* BEGIN Material for this exercise *

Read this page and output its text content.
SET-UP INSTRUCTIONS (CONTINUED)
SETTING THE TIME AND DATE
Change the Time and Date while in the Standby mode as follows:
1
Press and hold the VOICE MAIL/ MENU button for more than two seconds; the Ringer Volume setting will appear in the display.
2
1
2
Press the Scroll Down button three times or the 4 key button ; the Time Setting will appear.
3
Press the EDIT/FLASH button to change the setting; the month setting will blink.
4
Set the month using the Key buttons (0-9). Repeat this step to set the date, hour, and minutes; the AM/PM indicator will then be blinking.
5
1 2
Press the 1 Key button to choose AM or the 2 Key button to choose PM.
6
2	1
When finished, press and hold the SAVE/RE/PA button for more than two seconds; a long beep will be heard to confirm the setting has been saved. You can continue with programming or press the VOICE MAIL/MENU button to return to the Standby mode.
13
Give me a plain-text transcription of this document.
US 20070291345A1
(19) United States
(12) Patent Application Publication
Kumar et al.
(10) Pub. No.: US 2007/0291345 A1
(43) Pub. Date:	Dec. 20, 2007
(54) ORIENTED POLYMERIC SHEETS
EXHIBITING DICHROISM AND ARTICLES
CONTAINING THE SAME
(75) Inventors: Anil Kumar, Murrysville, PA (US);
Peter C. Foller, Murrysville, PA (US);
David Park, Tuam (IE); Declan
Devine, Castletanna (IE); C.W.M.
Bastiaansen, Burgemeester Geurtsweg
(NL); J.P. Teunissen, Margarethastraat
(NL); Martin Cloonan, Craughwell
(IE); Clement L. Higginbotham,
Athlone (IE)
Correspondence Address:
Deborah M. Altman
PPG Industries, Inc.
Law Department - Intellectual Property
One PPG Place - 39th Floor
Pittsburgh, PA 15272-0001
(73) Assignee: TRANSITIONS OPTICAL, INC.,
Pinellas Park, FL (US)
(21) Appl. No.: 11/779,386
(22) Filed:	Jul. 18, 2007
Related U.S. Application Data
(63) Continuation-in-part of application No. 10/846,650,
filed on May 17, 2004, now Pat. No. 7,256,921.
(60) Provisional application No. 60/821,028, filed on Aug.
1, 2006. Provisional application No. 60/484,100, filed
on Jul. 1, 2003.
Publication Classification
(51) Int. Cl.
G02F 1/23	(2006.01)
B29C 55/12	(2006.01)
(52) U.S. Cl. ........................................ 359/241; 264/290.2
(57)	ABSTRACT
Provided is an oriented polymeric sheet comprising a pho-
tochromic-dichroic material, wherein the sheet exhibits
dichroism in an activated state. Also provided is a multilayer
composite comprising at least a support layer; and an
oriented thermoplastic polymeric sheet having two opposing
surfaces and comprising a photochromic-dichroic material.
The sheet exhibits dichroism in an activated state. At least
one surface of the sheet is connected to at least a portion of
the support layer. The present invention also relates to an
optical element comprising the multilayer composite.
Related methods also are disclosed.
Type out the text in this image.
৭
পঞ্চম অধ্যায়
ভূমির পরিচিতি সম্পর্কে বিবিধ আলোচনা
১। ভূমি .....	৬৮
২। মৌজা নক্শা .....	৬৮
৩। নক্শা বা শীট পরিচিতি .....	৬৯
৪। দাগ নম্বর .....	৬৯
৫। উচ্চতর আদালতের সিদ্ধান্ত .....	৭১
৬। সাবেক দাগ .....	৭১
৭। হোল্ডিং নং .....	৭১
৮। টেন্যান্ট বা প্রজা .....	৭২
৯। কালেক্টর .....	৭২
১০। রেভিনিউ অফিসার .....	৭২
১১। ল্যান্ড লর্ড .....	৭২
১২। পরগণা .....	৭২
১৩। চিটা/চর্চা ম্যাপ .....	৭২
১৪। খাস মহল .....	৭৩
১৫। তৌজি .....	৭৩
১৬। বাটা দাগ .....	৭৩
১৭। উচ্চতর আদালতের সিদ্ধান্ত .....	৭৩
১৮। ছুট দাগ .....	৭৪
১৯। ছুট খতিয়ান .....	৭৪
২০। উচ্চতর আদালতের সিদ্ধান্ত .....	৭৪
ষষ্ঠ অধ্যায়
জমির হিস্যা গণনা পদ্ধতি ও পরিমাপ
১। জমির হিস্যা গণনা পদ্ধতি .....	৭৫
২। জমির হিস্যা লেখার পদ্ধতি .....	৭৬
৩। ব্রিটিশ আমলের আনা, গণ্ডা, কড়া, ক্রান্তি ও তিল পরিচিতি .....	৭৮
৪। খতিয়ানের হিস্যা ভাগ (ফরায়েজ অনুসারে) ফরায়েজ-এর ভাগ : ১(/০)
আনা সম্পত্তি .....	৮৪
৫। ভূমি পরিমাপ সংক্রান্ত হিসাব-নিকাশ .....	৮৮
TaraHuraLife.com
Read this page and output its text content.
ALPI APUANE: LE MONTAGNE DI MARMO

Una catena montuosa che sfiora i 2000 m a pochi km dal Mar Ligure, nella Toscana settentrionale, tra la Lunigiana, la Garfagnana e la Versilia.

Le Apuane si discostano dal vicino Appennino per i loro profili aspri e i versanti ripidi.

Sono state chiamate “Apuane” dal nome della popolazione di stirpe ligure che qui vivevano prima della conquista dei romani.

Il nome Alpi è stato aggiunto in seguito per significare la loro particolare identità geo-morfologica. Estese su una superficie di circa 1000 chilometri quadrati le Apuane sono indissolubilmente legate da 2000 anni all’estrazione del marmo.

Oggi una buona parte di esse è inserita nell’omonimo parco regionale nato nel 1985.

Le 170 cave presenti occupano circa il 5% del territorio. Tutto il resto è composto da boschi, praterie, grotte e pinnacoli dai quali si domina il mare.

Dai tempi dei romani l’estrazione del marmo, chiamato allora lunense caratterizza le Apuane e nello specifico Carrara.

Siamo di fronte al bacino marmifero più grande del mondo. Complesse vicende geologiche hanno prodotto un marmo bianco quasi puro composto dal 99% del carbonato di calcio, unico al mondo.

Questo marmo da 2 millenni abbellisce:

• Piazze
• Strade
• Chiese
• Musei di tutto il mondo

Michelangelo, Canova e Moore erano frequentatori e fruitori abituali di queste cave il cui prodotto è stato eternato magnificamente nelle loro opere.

* END Material for this exercise *

Given exercise => Check each line of the records above for the string "than", and report every line that has it.

Completed task =>
Press and hold the VOICE MAIL/ MENU button for more than two seconds; the Ringer Volume setting will appear in the display.
When finished, press and hold the SAVE/RE/PA button for more than two seconds; a long beep will be heard to confirm the setting has been saved. You can continue with programming or press the VOICE MAIL/MENU button to return to the Standby mode.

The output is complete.